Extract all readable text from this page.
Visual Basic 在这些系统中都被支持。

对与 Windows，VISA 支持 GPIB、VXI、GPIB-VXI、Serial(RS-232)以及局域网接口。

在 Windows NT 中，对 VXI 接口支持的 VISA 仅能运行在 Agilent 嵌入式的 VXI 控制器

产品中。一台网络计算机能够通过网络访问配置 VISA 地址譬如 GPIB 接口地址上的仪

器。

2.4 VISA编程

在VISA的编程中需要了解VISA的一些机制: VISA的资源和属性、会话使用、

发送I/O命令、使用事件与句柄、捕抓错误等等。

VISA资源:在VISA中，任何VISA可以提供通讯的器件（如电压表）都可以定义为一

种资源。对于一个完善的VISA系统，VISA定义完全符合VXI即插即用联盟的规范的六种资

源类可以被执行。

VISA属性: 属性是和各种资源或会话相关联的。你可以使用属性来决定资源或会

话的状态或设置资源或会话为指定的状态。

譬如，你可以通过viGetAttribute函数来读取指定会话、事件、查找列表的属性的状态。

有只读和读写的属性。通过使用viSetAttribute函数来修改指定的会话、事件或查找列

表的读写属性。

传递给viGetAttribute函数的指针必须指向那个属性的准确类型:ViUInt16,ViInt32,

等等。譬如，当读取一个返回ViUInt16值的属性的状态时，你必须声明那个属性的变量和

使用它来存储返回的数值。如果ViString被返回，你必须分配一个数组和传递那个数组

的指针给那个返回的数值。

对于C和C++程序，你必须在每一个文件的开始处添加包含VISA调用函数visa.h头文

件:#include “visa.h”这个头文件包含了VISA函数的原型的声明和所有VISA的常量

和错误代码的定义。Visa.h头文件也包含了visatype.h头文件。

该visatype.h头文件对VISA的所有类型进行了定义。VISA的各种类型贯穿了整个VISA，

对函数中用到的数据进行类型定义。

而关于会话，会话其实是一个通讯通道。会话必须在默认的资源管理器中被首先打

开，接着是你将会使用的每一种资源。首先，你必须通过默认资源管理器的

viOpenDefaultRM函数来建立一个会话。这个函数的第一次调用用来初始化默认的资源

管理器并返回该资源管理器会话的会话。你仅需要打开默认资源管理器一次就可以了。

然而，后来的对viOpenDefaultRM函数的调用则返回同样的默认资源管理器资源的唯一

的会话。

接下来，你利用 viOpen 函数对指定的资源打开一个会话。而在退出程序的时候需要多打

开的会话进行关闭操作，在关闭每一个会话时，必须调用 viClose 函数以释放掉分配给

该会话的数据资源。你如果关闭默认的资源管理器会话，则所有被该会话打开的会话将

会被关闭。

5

§ **TASK REQUIREMENTS**
Each record above should be repeated exactly as it appears.

§ **THE SOLUTION**
Extract all readable text from this page.
Visual Basic 在这些系统中都被支持。

对与 Windows，VISA 支持 GPIB、VXI、GPIB-VXI、Serial(RS-232)以及局域网接口。

在 Windows NT 中，对 VXI 接口支持的 VISA 仅能运行在 Agilent 嵌入式的 VXI 控制器

产品中。一台网络计算机能够通过网络访问配置 VISA 地址譬如 GPIB 接口地址上的仪

器。

2.4 VISA编程

在VISA的编程中需要了解VISA的一些机制: VISA的资源和属性、会话使用、

发送I/O命令、使用事件与句柄、捕抓错误等等。

VISA资源:在VISA中，任何VISA可以提供通讯的器件（如电压表）都可以定义为一

种资源。对于一个完善的VISA系统，VISA定义完全符合VXI即插即用联盟的规范的六种资

源类可以被执行。

VISA属性: 属性是和各种资源或会话相关联的。你可以使用属性来决定资源或会

话的状态或设置资源或会话为指定的状态。

譬如，你可以通过viGetAttribute函数来读取指定会话、事件、查找列表的属性的状态。

有只读和读写的属性。通过使用viSetAttribute函数来修改指定的会话、事件或查找列

表的读写属性。

传递给viGetAttribute函数的指针必须指向那个属性的准确类型:ViUInt16,ViInt32,

等等。譬如，当读取一个返回ViUInt16值的属性的状态时，你必须声明那个属性的变量和

使用它来存储返回的数值。如果ViString被返回，你必须分配一个数组和传递那个数组

的指针给那个返回的数值。

对于C和C++程序，你必须在每一个文件的开始处添加包含VISA调用函数visa.h头文

件:#include “visa.h”这个头文件包含了VISA函数的原型的声明和所有VISA的常量

和错误代码的定义。Visa.h头文件也包含了visatype.h头文件。

该visatype.h头文件对VISA的所有类型进行了定义。VISA的各种类型贯穿了整个VISA，

对函数中用到的数据进行类型定义。

而关于会话，会话其实是一个通讯通道。会话必须在默认的资源管理器中被首先打

开，接着是你将会使用的每一种资源。首先，你必须通过默认资源管理器的

viOpenDefaultRM函数来建立一个会话。这个函数的第一次调用用来初始化默认的资源

管理器并返回该资源管理器会话的会话。你仅需要打开默认资源管理器一次就可以了。

然而，后来的对viOpenDefaultRM函数的调用则返回同样的默认资源管理器资源的唯一

的会话。

接下来，你利用 viOpen 函数对指定的资源打开一个会话。而在退出程序的时候需要多打

开的会话进行关闭操作，在关闭每一个会话时，必须调用 viClose 函数以释放掉分配给

该会话的数据资源。你如果关闭默认的资源管理器会话，则所有被该会话打开的会话将

会被关闭。

5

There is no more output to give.